Dataset extract →
=-=-=-=-=

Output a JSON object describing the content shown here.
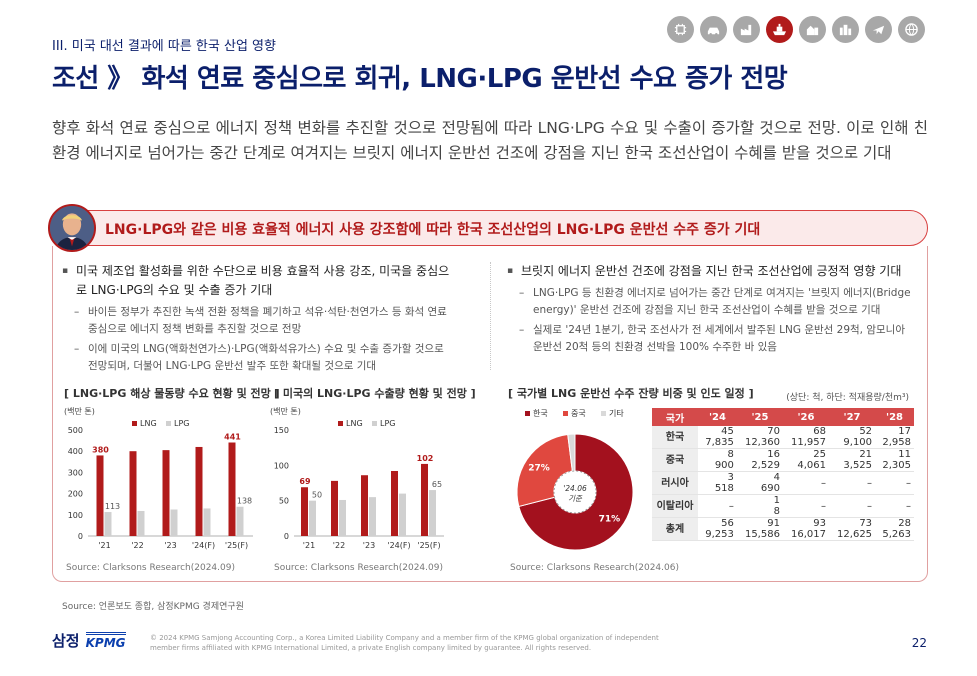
{
  "header": {
    "section": "III. 미국 대선 결과에 따른 한국 산업 영향",
    "title": "조선 》 화석 연료 중심으로 회귀, LNG·LPG 운반선 수요 증가 전망",
    "icons": [
      "chip-icon",
      "car-icon",
      "factory-icon",
      "ship-icon",
      "buildings-icon",
      "city-icon",
      "plane-icon",
      "globe-icon"
    ],
    "active_icon": "ship-icon"
  },
  "lead": "향후 화석 연료 중심으로 에너지 정책 변화를 추진할 것으로 전망됨에 따라 LNG·LPG 수요 및 수출이 증가할 것으로 전망. 이로 인해 친환경 에너지로 넘어가는 중간 단계로 여겨지는 브릿지 에너지 운반선 건조에 강점을 지닌 한국 조선산업이 수혜를 받을 것으로 기대",
  "banner": {
    "text": "LNG·LPG와 같은 비용 효율적 에너지 사용 강조함에 따라 한국 조선산업의 LNG·LPG 운반선 수주 증가 기대"
  },
  "left_col": {
    "bullet": "미국 제조업 활성화를 위한 수단으로 비용 효율적 사용 강조, 미국을 중심으로 LNG·LPG의 수요 및 수출 증가 기대",
    "subs": [
      "바이든 정부가 추진한 녹색 전환 정책을 폐기하고 석유·석탄·천연가스 등 화석 연료 중심으로 에너지 정책 변화를 추진할 것으로 전망",
      "이에 미국의 LNG(액화천연가스)·LPG(액화석유가스) 수요 및 수출 증가할 것으로 전망되며, 더불어 LNG·LPG 운반선 발주 또한 확대될 것으로 기대"
    ]
  },
  "right_col": {
    "bullet": "브릿지 에너지 운반선 건조에 강점을 지닌 한국 조선산업에 긍정적 영향 기대",
    "subs": [
      "LNG·LPG 등 친환경 에너지로 넘어가는 중간 단계로 여겨지는 '브릿지 에너지(Bridge energy)' 운반선 건조에 강점을 지닌 한국 조선산업이 수혜를 받을 것으로 기대",
      "실제로 '24년 1분기, 한국 조선사가 전 세계에서 발주된 LNG 운반선 29척, 암모니아 운반선 20척 등의 친환경 선박을 100% 수주한 바 있음"
    ]
  },
  "chart_titles": {
    "c1": "[ LNG·LPG 해상 물동량 수요 현황 및 전망 ]",
    "c2": "[ 미국의 LNG·LPG 수출량 현황 및 전망 ]",
    "c3": "[ 국가별 LNG 운반선 수주 잔량 비중 및 인도 일정 ]"
  },
  "chart_sources": {
    "c1": "Source: Clarksons Research(2024.09)",
    "c2": "Source: Clarksons Research(2024.09)",
    "c3": "Source: Clarksons Research(2024.06)"
  },
  "chart_data": [
    {
      "type": "bar",
      "unit": "(백만 톤)",
      "categories": [
        "'21",
        "'22",
        "'23",
        "'24(F)",
        "'25(F)"
      ],
      "series": [
        {
          "name": "LNG",
          "values": [
            380,
            400,
            405,
            420,
            441
          ],
          "color": "#b11b1b"
        },
        {
          "name": "LPG",
          "values": [
            113,
            118,
            125,
            130,
            138
          ],
          "color": "#d0d0d0"
        }
      ],
      "labels": {
        "LNG_first": "380",
        "LNG_last": "441",
        "LPG_first": "113",
        "LPG_last": "138"
      },
      "yticks": [
        "0",
        "100",
        "200",
        "300",
        "400",
        "500"
      ],
      "ylim": [
        0,
        500
      ]
    },
    {
      "type": "bar",
      "unit": "(백만 톤)",
      "categories": [
        "'21",
        "'22",
        "'23",
        "'24(F)",
        "'25(F)"
      ],
      "series": [
        {
          "name": "LNG",
          "values": [
            69,
            78,
            86,
            92,
            102
          ],
          "color": "#b11b1b"
        },
        {
          "name": "LPG",
          "values": [
            50,
            51,
            55,
            60,
            65
          ],
          "color": "#d0d0d0"
        }
      ],
      "labels": {
        "LNG_first": "69",
        "LNG_last": "102",
        "LPG_first": "50",
        "LPG_last": "65"
      },
      "yticks": [
        "0",
        "50",
        "100",
        "150"
      ],
      "ylim": [
        0,
        150
      ]
    },
    {
      "type": "pie",
      "center_label": "'24.06 기준",
      "slices": [
        {
          "name": "한국",
          "value": 71,
          "label": "71%",
          "color": "#a3111e"
        },
        {
          "name": "중국",
          "value": 27,
          "label": "27%",
          "color": "#e0483f"
        },
        {
          "name": "기타",
          "value": 2,
          "label": "",
          "color": "#d9d9d9"
        }
      ]
    }
  ],
  "table": {
    "unit": "(상단: 척, 하단: 적재용량/천m³)",
    "headers": [
      "국가",
      "'24",
      "'25",
      "'26",
      "'27",
      "'28"
    ],
    "rows": [
      {
        "label": "한국",
        "cells": [
          [
            "45",
            "7,835"
          ],
          [
            "70",
            "12,360"
          ],
          [
            "68",
            "11,957"
          ],
          [
            "52",
            "9,100"
          ],
          [
            "17",
            "2,958"
          ]
        ]
      },
      {
        "label": "중국",
        "cells": [
          [
            "8",
            "900"
          ],
          [
            "16",
            "2,529"
          ],
          [
            "25",
            "4,061"
          ],
          [
            "21",
            "3,525"
          ],
          [
            "11",
            "2,305"
          ]
        ]
      },
      {
        "label": "러시아",
        "cells": [
          [
            "3",
            "518"
          ],
          [
            "4",
            "690"
          ],
          [
            "–",
            ""
          ],
          [
            "–",
            ""
          ],
          [
            "–",
            ""
          ]
        ]
      },
      {
        "label": "이탈리아",
        "cells": [
          [
            "–",
            ""
          ],
          [
            "1",
            "8"
          ],
          [
            "–",
            ""
          ],
          [
            "–",
            ""
          ],
          [
            "–",
            ""
          ]
        ]
      },
      {
        "label": "총계",
        "cells": [
          [
            "56",
            "9,253"
          ],
          [
            "91",
            "15,586"
          ],
          [
            "93",
            "16,017"
          ],
          [
            "73",
            "12,625"
          ],
          [
            "28",
            "5,263"
          ]
        ]
      }
    ]
  },
  "bottom_source": "Source: 언론보도 종합, 삼정KPMG 경제연구원",
  "footer": {
    "samjong": "삼정",
    "kpmg": "KPMG",
    "legal": "© 2024 KPMG Samjong Accounting Corp., a Korea Limited Liability Company and a member firm of the KPMG global organization of independent member firms affiliated with KPMG International Limited, a private English company limited by guarantee. All rights reserved.",
    "page": "22"
  }
}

=-=-=-=-=

The problem →
Copy all lines from the data that hold the word "조선산업이".

Answer for this exercise →
  "lead": "향후 화석 연료 중심으로 에너지 정책 변화를 추진할 것으로 전망됨에 따라 LNG·LPG 수요 및 수출이 증가할 것으로 전망. 이로 인해 친환경 에너지로 넘어가는 중간 단계로 여겨지는 브릿지 에너지 운반선 건조에 강점을 지닌 한국 조선산업이 수혜를 받을 것으로 기대",
      "LNG·LPG 등 친환경 에너지로 넘어가는 중간 단계로 여겨지는 '브릿지 에너지(Bridge energy)' 운반선 건조에 강점을 지닌 한국 조선산업이 수혜를 받을 것으로 기대",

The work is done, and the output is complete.